_Input rows:_

:::

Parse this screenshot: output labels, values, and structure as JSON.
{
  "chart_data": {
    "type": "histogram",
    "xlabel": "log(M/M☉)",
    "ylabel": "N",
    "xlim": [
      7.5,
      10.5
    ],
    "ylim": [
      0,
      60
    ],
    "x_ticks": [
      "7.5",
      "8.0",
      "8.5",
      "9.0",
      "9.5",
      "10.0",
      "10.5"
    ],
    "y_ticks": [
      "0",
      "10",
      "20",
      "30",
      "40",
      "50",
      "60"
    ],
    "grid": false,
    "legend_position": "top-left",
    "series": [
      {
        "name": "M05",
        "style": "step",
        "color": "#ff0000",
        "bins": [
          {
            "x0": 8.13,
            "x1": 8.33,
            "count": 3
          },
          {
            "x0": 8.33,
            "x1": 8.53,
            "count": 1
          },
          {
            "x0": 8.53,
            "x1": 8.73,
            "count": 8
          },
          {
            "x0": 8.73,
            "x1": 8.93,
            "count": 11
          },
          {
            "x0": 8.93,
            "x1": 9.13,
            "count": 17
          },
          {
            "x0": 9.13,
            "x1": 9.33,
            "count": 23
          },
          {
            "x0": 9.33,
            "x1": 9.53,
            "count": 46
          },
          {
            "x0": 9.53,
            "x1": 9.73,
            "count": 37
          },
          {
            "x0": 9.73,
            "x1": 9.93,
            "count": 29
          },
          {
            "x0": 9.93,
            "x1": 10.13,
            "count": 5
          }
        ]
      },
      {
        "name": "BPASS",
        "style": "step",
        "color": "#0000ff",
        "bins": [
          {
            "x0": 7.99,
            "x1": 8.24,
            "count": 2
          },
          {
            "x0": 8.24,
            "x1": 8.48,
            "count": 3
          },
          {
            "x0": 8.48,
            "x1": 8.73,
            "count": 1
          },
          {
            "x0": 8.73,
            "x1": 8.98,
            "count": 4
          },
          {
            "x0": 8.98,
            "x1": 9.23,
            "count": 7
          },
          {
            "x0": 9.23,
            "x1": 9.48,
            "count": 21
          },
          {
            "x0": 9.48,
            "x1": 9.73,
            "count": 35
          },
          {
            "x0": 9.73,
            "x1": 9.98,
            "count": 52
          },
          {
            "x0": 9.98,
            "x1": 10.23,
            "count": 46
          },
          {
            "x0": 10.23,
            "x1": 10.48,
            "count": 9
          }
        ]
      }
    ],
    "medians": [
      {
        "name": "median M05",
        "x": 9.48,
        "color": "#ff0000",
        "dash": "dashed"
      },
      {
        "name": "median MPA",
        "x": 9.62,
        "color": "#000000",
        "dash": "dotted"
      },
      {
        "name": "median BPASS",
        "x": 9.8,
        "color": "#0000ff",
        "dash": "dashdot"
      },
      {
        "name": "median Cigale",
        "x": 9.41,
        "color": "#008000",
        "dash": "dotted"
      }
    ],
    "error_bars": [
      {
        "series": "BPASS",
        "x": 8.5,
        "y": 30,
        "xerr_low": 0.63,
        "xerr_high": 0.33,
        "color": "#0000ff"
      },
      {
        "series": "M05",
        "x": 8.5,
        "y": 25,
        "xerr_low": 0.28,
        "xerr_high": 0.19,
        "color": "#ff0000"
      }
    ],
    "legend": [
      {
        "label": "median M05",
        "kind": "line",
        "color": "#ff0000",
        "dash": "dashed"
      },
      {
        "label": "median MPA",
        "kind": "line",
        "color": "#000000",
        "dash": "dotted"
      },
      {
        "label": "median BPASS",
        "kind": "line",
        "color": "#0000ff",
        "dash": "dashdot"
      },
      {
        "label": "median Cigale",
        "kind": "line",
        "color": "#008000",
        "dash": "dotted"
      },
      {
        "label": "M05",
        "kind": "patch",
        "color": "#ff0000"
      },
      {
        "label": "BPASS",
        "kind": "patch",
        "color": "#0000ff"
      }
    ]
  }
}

:::

_Request:_
Write out every line from the entries where "Cigale" appears.

_Completed task:_
        "name": "median Cigale",
        "label": "median Cigale",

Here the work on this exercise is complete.